_Problem requirements_
Nothing should be left out: output all of the entries exactly.

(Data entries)
____

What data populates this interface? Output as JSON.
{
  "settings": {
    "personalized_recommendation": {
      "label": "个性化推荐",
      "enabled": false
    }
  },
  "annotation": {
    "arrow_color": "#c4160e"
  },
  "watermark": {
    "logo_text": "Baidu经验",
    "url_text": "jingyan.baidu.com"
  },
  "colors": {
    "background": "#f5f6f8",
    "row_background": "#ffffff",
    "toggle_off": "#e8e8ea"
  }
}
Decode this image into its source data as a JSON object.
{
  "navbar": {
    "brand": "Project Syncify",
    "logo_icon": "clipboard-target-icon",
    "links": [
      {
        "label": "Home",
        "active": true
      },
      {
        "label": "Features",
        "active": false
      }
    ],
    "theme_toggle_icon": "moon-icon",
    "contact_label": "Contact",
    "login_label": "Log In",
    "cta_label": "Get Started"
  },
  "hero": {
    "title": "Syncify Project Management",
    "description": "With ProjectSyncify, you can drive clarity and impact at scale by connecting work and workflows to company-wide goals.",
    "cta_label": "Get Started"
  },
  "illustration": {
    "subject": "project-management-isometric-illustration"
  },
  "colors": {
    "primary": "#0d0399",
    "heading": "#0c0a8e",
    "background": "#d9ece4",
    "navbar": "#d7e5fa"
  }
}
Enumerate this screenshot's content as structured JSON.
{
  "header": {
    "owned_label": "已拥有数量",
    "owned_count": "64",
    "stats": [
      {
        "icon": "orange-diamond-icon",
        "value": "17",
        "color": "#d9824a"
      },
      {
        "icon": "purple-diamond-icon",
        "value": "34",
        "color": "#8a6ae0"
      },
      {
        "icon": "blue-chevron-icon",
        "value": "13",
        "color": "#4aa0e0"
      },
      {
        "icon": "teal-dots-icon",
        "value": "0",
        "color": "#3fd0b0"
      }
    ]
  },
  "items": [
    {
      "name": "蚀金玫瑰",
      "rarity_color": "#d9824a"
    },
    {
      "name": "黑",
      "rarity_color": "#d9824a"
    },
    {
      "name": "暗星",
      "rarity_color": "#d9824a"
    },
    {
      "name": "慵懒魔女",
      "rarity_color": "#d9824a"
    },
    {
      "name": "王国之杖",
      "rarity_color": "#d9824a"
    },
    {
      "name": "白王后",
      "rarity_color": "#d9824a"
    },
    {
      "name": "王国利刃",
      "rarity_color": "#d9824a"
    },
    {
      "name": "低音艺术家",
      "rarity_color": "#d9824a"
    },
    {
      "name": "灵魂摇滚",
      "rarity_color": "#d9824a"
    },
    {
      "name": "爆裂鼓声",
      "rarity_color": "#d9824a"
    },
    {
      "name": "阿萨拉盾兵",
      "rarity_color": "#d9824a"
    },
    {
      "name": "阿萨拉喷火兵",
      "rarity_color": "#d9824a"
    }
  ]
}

____

_Worked solution_
What data populates this interface? Output as JSON.
{
  "settings": {
    "personalized_recommendation": {
      "label": "个性化推荐",
      "enabled": false
    }
  },
  "annotation": {
    "arrow_color": "#c4160e"
  },
  "watermark": {
    "logo_text": "Baidu经验",
    "url_text": "jingyan.baidu.com"
  },
  "colors": {
    "background": "#f5f6f8",
    "row_background": "#ffffff",
    "toggle_off": "#e8e8ea"
  }
}
Decode this image into its source data as a JSON object.
{
  "navbar": {
    "brand": "Project Syncify",
    "logo_icon": "clipboard-target-icon",
    "links": [
      {
        "label": "Home",
        "active": true
      },
      {
        "label": "Features",
        "active": false
      }
    ],
    "theme_toggle_icon": "moon-icon",
    "contact_label": "Contact",
    "login_label": "Log In",
    "cta_label": "Get Started"
  },
  "hero": {
    "title": "Syncify Project Management",
    "description": "With ProjectSyncify, you can drive clarity and impact at scale by connecting work and workflows to company-wide goals.",
    "cta_label": "Get Started"
  },
  "illustration": {
    "subject": "project-management-isometric-illustration"
  },
  "colors": {
    "primary": "#0d0399",
    "heading": "#0c0a8e",
    "background": "#d9ece4",
    "navbar": "#d7e5fa"
  }
}
Enumerate this screenshot's content as structured JSON.
{
  "header": {
    "owned_label": "已拥有数量",
    "owned_count": "64",
    "stats": [
      {
        "icon": "orange-diamond-icon",
        "value": "17",
        "color": "#d9824a"
      },
      {
        "icon": "purple-diamond-icon",
        "value": "34",
        "color": "#8a6ae0"
      },
      {
        "icon": "blue-chevron-icon",
        "value": "13",
        "color": "#4aa0e0"
      },
      {
        "icon": "teal-dots-icon",
        "value": "0",
        "color": "#3fd0b0"
      }
    ]
  },
  "items": [
    {
      "name": "蚀金玫瑰",
      "rarity_color": "#d9824a"
    },
    {
      "name": "黑",
      "rarity_color": "#d9824a"
    },
    {
      "name": "暗星",
      "rarity_color": "#d9824a"
    },
    {
      "name": "慵懒魔女",
      "rarity_color": "#d9824a"
    },
    {
      "name": "王国之杖",
      "rarity_color": "#d9824a"
    },
    {
      "name": "白王后",
      "rarity_color": "#d9824a"
    },
    {
      "name": "王国利刃",
      "rarity_color": "#d9824a"
    },
    {
      "name": "低音艺术家",
      "rarity_color": "#d9824a"
    },
    {
      "name": "灵魂摇滚",
      "rarity_color": "#d9824a"
    },
    {
      "name": "爆裂鼓声",
      "rarity_color": "#d9824a"
    },
    {
      "name": "阿萨拉盾兵",
      "rarity_color": "#d9824a"
    },
    {
      "name": "阿萨拉喷火兵",
      "rarity_color": "#d9824a"
    }
  ]
}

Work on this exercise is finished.